AUFGABEN:
• a. Beantworte zum Text über die Supercomputer-Simulation diese Fragen:
(i) Wie viele Freiheitsgrade umfasste die Simulation auf den drei Supercomputern?
(ii) Welche beiden Rechner kamen beim vorangegangenen Zwei-System-Test zum Einsatz?
(iii) In welcher Stadt findet die SC24 statt?
• b. Setze den Text über die Simulation auf den drei Bundeshöchstleistungsrechnern um einige Absätze fort.

VORLIEGENDER TEXT:
******************************

Zum ersten Mal nutzten Forschende gleichzeitig die Fähigkeiten der drei Höchstleistungsrechner des Gauss Centre for Supercomputing für eine extrem hochdimensionale Berechnung aus der Plasmaphysik.

Parallelisierung ist ein entscheidendes Merkmal des Höchstleistungsrechnens. Jetzt haben Forschende an der Universität Stuttgart sie jedoch auf ein ganz neues Niveau gehoben. Zum ersten Mal haben sie alle drei Bundeshöchstleistungsrechner des Gauss Centre for Supercomputing (GCS) simultan genutzt und so eine „Superfacility“ für eine einzige Simulation geschaffen.

Das Team konzentrierte sich auf ein hochdimensionales Problem, das auf die Bedürfnisse der Plasmaphysik zugeschnitten ist. Unter Verwendung eines Programmieransatzes, die so genannte „Sparse-Grid-Combination-Technique“, verteilten sie Elemente der Simulation auf die Supercomputer JUWELS (Jülich Supercomputing Centre), SuperMUC-NG (Leibniz-Rechenzentrum) und Hawk (Höchstleistungsrechenzentrum Stuttgart) und kombinierten sie neu. Diese Simulation, die die Fähigkeiten der drei größten deutschen Supercomputer nutzte, umfasste 35 Billionen Freiheitsgrade. Das Drei-System-Experiment baute auf einem Zwei-System-Test auf, bei dem JUWELS und SuperMUC-NG eingesetzt wurden. Die frühere Simulation war sogar noch größer und umfasste 46 Billionen Freiheitsgrade.

„Nach unserem Kenntnisstand ist dies die größte Simulation, die jemals auf einer europäischen HPC-Infrastruktur durchgeführt wurde“, sagt Dr. Theresa Pollinger, die vor kurzem am Institut für Parallele und Verteilte Systeme (IPVS) der Universität Stuttgart promovierte und das Experiment leitete. Sie wird auf der kommenden SC24, der weltweit größten Supercomputing-Konferenz von 17. bis 22. November in Atlanta, einen Vortrag über das Projekt halten.

******************************

GESAMMELTES MATERIAL:
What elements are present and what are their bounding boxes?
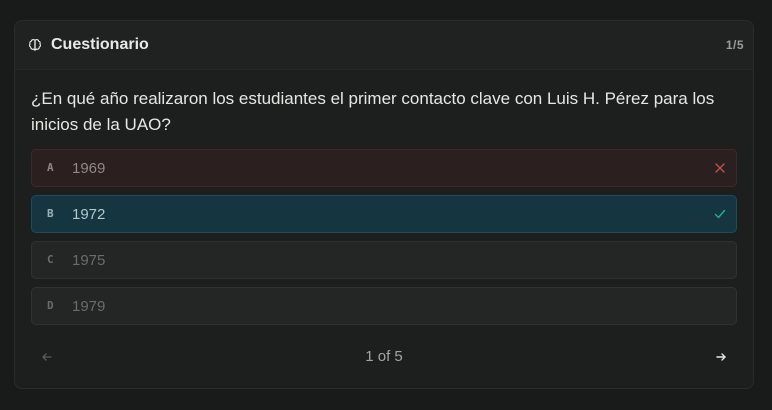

******************************

LÖSUNGEN:
• a.
(i) 35 Billionen Freiheitsgrade
(ii) JUWELS und SuperMUC-NG
(iii) In Atlanta

• b.
Pollinger erläutert das Experiment: „Unser Kombinieren der drei Supercomputer des Gauss Centre for Supercomputing zeigt, dass mit ausreichender Datenübertragungsbandbreite und koordinierter Ressourcennutzung der Einsatz eines föderierten Supercomputersystem möglich ist. So lassen sich groß angelegte Simulationen durchführen, die den Speicherplatz eines einzelnen Systems übersteigen.“

Überwindung des „Fluchs der Dimensionalität“

Bei ihrem Experiment simulierten Pollinger und ihre Kollegen ein System, das von einem Problem der Plasmaphysik und der Untersuchung der Kernfusion inspiriert ist. Da die Kernfusion in Zukunft eine reichhaltige, CO2-freie Energiequelle darstellen könnte, untersuchen Physiker:innen und Ingenieur:innen die beteiligten Prozesse mithilfe von Höchstleistungssimulationen. Aufgrund der enormen Rechenressourcen, die für solche komplexe Simulationen erforderlich sind, müssen die Forschende bei den Berechnungen jedoch von geringeren Auflösungen ausgehen.

Die Simulation der Fusion mit hoher Genauigkeit erfolgt mit mathematischen Modellen, den so genannten Vlasov-Gleichungen. Dabei wird der Raum, in dem sich die Reaktion abspielt, rechnerisch in ein Gitter aus kleinen virtuellen Boxen unterteilt. Innerhalb jeder Box simuliert ein Algorithmus Veränderungen in sehr kurzen Zeitschritten in sechs Dimensionen – drei räumliche Dimensionen und drei Geschwindigkeitsdimensionen. Mit diesem Ansatz können Fusionsreaktionen mit extrem hoher Auflösung simuliert werden. Dabei fallen jedoch schnell enorme Datenmengen an, die die verfügbaren Speicherressourcen überfordern und wegen der erforderlichen Datenübertragung wertvolle Rechenzeit vergeuden. Computerwissenschaftler:innen nennen dies den „Fluch der Dimensionalität“.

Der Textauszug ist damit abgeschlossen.